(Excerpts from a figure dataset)
_ _ _ _
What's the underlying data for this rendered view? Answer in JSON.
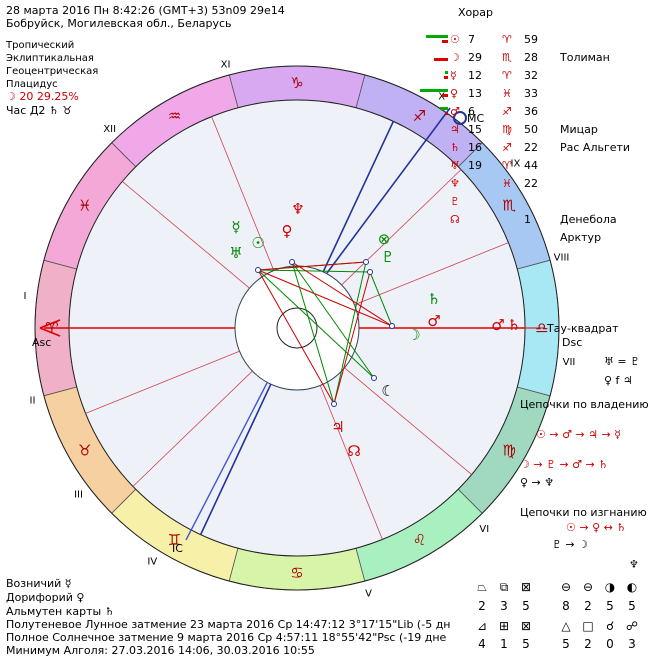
{
  "header": {
    "line1": "28 марта 2016  Пн   8:42:26 (GMT+3) 53n09  29e14",
    "line2": "Бобруйск, Могилевская обл., Беларусь",
    "chart_name": "Хорар"
  },
  "settings": {
    "zodiac": "Тропический",
    "coords": "Эклиптикальная",
    "center": "Геоцентрическая",
    "houses": "Плацидус",
    "moon_phase": "☽  20 29.25%",
    "hour": "Час Д2 ♄ ♉"
  },
  "planets": [
    {
      "glyph": "☉",
      "deg": "7",
      "sign": "♈",
      "min": "59",
      "bar_green": 22,
      "bar_red": 6,
      "bar_color": "red",
      "star": ""
    },
    {
      "glyph": "☽",
      "deg": "29",
      "sign": "♏",
      "min": "28",
      "bar_green": 0,
      "bar_red": 14,
      "bar_color": "red",
      "star": "Толиман"
    },
    {
      "glyph": "☿",
      "deg": "12",
      "sign": "♈",
      "min": "32",
      "bar_green": 3,
      "bar_red": 4,
      "bar_color": "red",
      "star": ""
    },
    {
      "glyph": "♀",
      "deg": "13",
      "sign": "♓",
      "min": "33",
      "bar_green": 35,
      "bar_red": 6,
      "bar_color": "green",
      "star": ""
    },
    {
      "glyph": "♂",
      "deg": "6",
      "sign": "♐",
      "min": "36",
      "bar_green": 8,
      "bar_red": 2,
      "bar_color": "red",
      "star": ""
    },
    {
      "glyph": "♃",
      "deg": "15",
      "sign": "♍",
      "min": "50",
      "bar_green": 0,
      "bar_red": 0,
      "bar_color": "red",
      "star": "Мицар"
    },
    {
      "glyph": "♄",
      "deg": "16",
      "sign": "♐",
      "min": "22",
      "bar_green": 0,
      "bar_red": 0,
      "bar_color": "red",
      "star": "Рас Альгети"
    },
    {
      "glyph": "♅",
      "deg": "19",
      "sign": "♈",
      "min": "44",
      "bar_green": 0,
      "bar_red": 0,
      "bar_color": "red",
      "star": ""
    },
    {
      "glyph": "♆",
      "deg": "",
      "sign": "♓",
      "min": "22",
      "bar_green": 0,
      "bar_red": 0,
      "bar_color": "red",
      "star": ""
    },
    {
      "glyph": "♇",
      "deg": "",
      "sign": "",
      "min": "",
      "bar_green": 0,
      "bar_red": 0,
      "bar_color": "red",
      "star": ""
    },
    {
      "glyph": "☊",
      "deg": "",
      "sign": "",
      "min": "1",
      "bar_green": 0,
      "bar_red": 0,
      "bar_color": "red",
      "star": "Денебола"
    },
    {
      "glyph": "",
      "deg": "",
      "sign": "",
      "min": "",
      "bar_green": 0,
      "bar_red": 0,
      "bar_color": "red",
      "star": "Арктур"
    }
  ],
  "tau_square": "Тау-квадрат",
  "relations": [
    "♅ = ♇",
    "♀ f ♃"
  ],
  "chains_rulership": {
    "title": "Цепочки по владению",
    "row1": "☉ → ♂ → ♃ → ☿",
    "row2": "☽ → ♇ → ♂ → ♄",
    "row3": "♀ → ♆"
  },
  "chains_exile": {
    "title": "Цепочки по изгнанию",
    "row1": "☉ → ♀ ↔ ♄",
    "row2": "♇ → ☽",
    "row3": "♆"
  },
  "footer": {
    "vozn": "Возничий  ☿",
    "dorif": "Дорифорий  ♀",
    "almuten": "Альмутен карты  ♄",
    "eclipse_lunar": "Полутеневое Лунное затмение 23 марта 2016 Ср 14:47:12  3°17'15\"Lib (-5 дн",
    "eclipse_solar": "Полное Солнечное затмение 9 марта 2016 Ср  4:57:11 18°55'42\"Psc (-19 дне",
    "algol": "Минимум Алголя: 27.03.2016 14:06, 30.03.2016 10:55"
  },
  "stats": {
    "top_symbols": [
      "⏢",
      "⧉",
      "⊠",
      "⊖",
      "⊖",
      "◑",
      "◐"
    ],
    "top_numbers": [
      "2",
      "3",
      "5",
      "8",
      "2",
      "5",
      "5"
    ],
    "bottom_symbols": [
      "⊿",
      "⊞",
      "⊠",
      "△",
      "□",
      "☌",
      "☍"
    ],
    "bottom_numbers": [
      "4",
      "1",
      "5",
      "5",
      "2",
      "0",
      "3"
    ]
  },
  "wheel": {
    "asc_label": "Asc",
    "dsc_label": "Dsc",
    "mc_label": "MC",
    "ic_label": "IC",
    "house_numerals": [
      "I",
      "II",
      "III",
      "IV",
      "V",
      "VI",
      "VII",
      "VIII",
      "IX",
      "X",
      "XI",
      "XII"
    ],
    "signs": [
      "♈",
      "♉",
      "♊",
      "♋",
      "♌",
      "♍",
      "♎",
      "♏",
      "♐",
      "♑",
      "♒",
      "♓"
    ],
    "sign_colors": [
      "#f0b0c8",
      "#f6d0a0",
      "#f6f0a8",
      "#d8f4a8",
      "#a8f0c0",
      "#a0d8c0",
      "#a8e8f4",
      "#a8c8f4",
      "#c0b0f4",
      "#d8a8f0",
      "#f0a8e8",
      "#f4a8d8"
    ]
  }
}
_ _ _ _
## [What needs to be done]
Your answer should be a single number: how many lines in the data above include "title"?

## [Answer for this exercise]
2